TASK REQUIREMENTS:
What is the number of lines containing "calendar"? Give only that number.
═════ RECORDS SHOWN ═════
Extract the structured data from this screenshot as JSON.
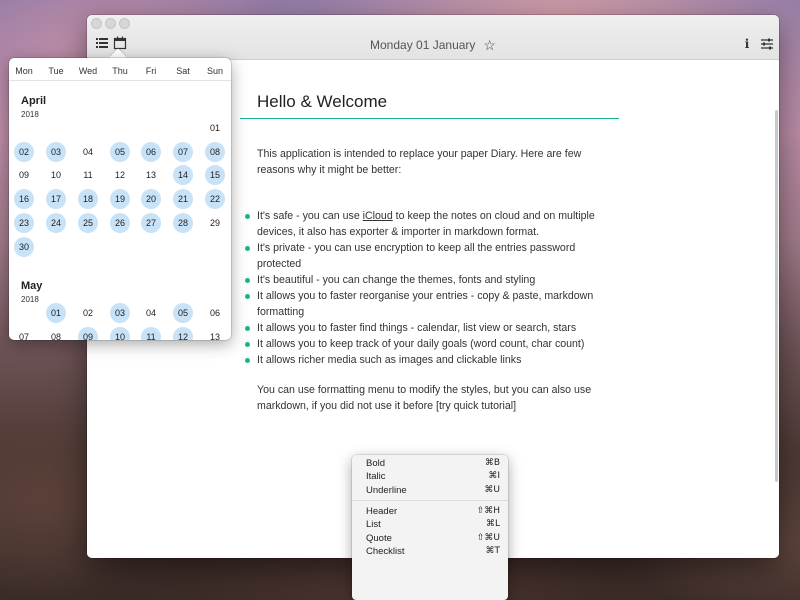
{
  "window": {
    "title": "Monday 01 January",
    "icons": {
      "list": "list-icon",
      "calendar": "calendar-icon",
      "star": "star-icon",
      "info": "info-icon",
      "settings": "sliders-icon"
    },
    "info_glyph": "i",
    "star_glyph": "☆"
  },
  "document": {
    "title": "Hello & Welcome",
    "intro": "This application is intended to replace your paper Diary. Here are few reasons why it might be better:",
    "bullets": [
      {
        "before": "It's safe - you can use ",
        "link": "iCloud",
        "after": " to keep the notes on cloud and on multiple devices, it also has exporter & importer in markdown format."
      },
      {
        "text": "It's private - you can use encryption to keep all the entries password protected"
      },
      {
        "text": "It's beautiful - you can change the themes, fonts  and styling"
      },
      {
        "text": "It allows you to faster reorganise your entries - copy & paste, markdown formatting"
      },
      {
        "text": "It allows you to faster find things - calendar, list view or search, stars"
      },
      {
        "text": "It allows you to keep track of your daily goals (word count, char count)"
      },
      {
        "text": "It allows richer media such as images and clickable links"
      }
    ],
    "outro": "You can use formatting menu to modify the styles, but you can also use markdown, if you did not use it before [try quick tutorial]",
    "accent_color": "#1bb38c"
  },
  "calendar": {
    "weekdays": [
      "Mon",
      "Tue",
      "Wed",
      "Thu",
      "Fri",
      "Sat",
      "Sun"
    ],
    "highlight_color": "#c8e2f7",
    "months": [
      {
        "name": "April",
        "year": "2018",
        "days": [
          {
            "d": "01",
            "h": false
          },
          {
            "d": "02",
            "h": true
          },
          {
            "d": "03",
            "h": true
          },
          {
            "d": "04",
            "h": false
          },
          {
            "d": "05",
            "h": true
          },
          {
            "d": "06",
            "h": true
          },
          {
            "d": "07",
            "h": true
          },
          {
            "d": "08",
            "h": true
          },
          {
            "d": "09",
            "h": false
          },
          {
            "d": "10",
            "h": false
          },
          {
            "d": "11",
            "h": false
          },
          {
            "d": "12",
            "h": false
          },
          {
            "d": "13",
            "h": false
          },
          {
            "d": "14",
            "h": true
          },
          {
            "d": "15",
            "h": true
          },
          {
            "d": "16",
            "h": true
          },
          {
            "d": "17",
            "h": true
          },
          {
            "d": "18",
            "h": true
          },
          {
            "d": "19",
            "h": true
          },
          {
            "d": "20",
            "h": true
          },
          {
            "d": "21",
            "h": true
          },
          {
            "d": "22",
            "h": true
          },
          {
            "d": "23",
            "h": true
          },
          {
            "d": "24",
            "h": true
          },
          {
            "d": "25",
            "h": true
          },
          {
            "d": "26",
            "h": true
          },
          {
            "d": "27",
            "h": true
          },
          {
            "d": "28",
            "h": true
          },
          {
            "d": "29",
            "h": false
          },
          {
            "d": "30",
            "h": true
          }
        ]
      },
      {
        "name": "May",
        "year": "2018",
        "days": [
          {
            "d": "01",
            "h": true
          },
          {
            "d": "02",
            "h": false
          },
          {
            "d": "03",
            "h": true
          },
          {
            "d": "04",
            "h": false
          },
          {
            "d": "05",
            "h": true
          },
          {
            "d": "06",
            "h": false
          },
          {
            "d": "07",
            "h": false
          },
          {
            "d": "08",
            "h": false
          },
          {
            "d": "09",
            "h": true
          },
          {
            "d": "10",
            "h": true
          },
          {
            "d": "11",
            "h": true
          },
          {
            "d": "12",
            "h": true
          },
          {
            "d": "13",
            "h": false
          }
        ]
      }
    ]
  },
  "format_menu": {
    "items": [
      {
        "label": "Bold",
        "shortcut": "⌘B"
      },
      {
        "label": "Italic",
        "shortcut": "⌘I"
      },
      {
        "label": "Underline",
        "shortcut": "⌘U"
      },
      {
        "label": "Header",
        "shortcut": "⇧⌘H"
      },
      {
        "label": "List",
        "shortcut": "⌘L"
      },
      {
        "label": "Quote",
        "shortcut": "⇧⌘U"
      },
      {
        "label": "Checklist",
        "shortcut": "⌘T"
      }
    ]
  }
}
═════
═════ RECORDS SHOWN ═════
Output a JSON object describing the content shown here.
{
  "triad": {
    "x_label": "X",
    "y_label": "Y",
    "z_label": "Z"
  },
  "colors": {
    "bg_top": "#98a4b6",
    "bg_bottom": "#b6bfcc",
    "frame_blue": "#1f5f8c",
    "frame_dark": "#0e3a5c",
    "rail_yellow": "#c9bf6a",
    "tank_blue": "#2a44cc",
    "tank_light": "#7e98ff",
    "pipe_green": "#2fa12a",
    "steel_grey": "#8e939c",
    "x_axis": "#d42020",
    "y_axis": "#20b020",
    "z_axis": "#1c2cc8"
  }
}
═════
SOLUTION TO THIS TASK:
3